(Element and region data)
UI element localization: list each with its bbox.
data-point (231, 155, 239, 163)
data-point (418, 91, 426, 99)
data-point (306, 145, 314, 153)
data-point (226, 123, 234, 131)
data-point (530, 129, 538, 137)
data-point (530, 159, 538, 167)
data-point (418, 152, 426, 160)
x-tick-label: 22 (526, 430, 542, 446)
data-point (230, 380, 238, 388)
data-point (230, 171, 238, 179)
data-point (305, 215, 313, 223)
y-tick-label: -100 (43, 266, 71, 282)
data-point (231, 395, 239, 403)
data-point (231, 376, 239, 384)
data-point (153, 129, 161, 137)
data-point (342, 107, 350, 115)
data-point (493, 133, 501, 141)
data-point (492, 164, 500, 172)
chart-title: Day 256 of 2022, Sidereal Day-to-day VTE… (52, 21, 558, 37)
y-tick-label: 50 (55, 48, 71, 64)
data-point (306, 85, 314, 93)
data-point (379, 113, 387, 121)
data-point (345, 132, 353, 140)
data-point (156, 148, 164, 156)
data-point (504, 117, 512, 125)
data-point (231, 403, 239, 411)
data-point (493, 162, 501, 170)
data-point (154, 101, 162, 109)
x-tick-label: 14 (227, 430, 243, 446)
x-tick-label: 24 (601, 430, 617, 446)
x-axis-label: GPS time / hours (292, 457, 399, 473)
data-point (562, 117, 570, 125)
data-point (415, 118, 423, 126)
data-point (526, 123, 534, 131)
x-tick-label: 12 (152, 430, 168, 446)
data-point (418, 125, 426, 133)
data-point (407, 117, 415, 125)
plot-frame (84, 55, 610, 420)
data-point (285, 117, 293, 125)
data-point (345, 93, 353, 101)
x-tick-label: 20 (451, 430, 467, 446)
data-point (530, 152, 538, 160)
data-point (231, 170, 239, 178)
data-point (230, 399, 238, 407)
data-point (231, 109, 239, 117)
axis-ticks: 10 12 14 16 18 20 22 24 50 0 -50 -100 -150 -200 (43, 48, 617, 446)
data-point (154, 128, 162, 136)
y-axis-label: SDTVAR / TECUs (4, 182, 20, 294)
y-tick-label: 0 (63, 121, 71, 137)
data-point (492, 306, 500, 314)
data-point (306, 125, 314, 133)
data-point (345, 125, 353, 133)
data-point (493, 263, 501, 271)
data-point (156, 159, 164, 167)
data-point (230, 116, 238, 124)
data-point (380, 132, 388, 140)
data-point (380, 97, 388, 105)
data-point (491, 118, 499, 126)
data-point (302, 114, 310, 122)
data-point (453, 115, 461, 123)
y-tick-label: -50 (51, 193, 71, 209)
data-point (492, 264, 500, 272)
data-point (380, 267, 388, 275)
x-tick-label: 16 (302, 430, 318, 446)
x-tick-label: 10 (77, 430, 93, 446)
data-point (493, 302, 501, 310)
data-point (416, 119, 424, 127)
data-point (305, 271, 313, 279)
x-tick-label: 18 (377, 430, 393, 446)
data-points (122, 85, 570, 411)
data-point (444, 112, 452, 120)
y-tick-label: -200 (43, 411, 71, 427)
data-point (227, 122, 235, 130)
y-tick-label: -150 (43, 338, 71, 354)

__EXERCISE DIRECTIONS__. Print every line of the entries above verbatim.

__WRITTEN ANSWER__.
UI element localization: list each with its bbox.
data-point (231, 155, 239, 163)
data-point (418, 91, 426, 99)
data-point (306, 145, 314, 153)
data-point (226, 123, 234, 131)
data-point (530, 129, 538, 137)
data-point (530, 159, 538, 167)
data-point (418, 152, 426, 160)
x-tick-label: 22 (526, 430, 542, 446)
data-point (230, 380, 238, 388)
data-point (230, 171, 238, 179)
data-point (305, 215, 313, 223)
y-tick-label: -100 (43, 266, 71, 282)
data-point (231, 395, 239, 403)
data-point (231, 376, 239, 384)
data-point (153, 129, 161, 137)
data-point (342, 107, 350, 115)
data-point (493, 133, 501, 141)
data-point (492, 164, 500, 172)
chart-title: Day 256 of 2022, Sidereal Day-to-day VTE… (52, 21, 558, 37)
y-tick-label: 50 (55, 48, 71, 64)
data-point (306, 85, 314, 93)
data-point (379, 113, 387, 121)
data-point (345, 132, 353, 140)
data-point (156, 148, 164, 156)
data-point (504, 117, 512, 125)
data-point (231, 403, 239, 411)
data-point (493, 162, 501, 170)
data-point (154, 101, 162, 109)
x-tick-label: 14 (227, 430, 243, 446)
x-tick-label: 24 (601, 430, 617, 446)
x-axis-label: GPS time / hours (292, 457, 399, 473)
data-point (562, 117, 570, 125)
data-point (415, 118, 423, 126)
data-point (526, 123, 534, 131)
x-tick-label: 12 (152, 430, 168, 446)
data-point (418, 125, 426, 133)
data-point (407, 117, 415, 125)
plot-frame (84, 55, 610, 420)
data-point (285, 117, 293, 125)
data-point (345, 93, 353, 101)
x-tick-label: 20 (451, 430, 467, 446)
data-point (530, 152, 538, 160)
data-point (231, 170, 239, 178)
data-point (230, 399, 238, 407)
data-point (231, 109, 239, 117)
axis-ticks: 10 12 14 16 18 20 22 24 50 0 -50 -100 -150 -200 (43, 48, 617, 446)
data-point (154, 128, 162, 136)
y-axis-label: SDTVAR / TECUs (4, 182, 20, 294)
y-tick-label: 0 (63, 121, 71, 137)
data-point (492, 306, 500, 314)
data-point (306, 125, 314, 133)
data-point (345, 125, 353, 133)
data-point (493, 263, 501, 271)
data-point (156, 159, 164, 167)
data-point (230, 116, 238, 124)
data-point (380, 132, 388, 140)
data-point (380, 97, 388, 105)
data-point (491, 118, 499, 126)
data-point (302, 114, 310, 122)
data-point (453, 115, 461, 123)
y-tick-label: -50 (51, 193, 71, 209)
data-point (492, 264, 500, 272)
data-point (380, 267, 388, 275)
x-tick-label: 16 (302, 430, 318, 446)
x-tick-label: 10 (77, 430, 93, 446)
data-point (493, 302, 501, 310)
data-point (416, 119, 424, 127)
data-point (305, 271, 313, 279)
x-tick-label: 18 (377, 430, 393, 446)
data-points (122, 85, 570, 411)
data-point (444, 112, 452, 120)
y-tick-label: -200 (43, 411, 71, 427)
data-point (227, 122, 235, 130)
y-tick-label: -150 (43, 338, 71, 354)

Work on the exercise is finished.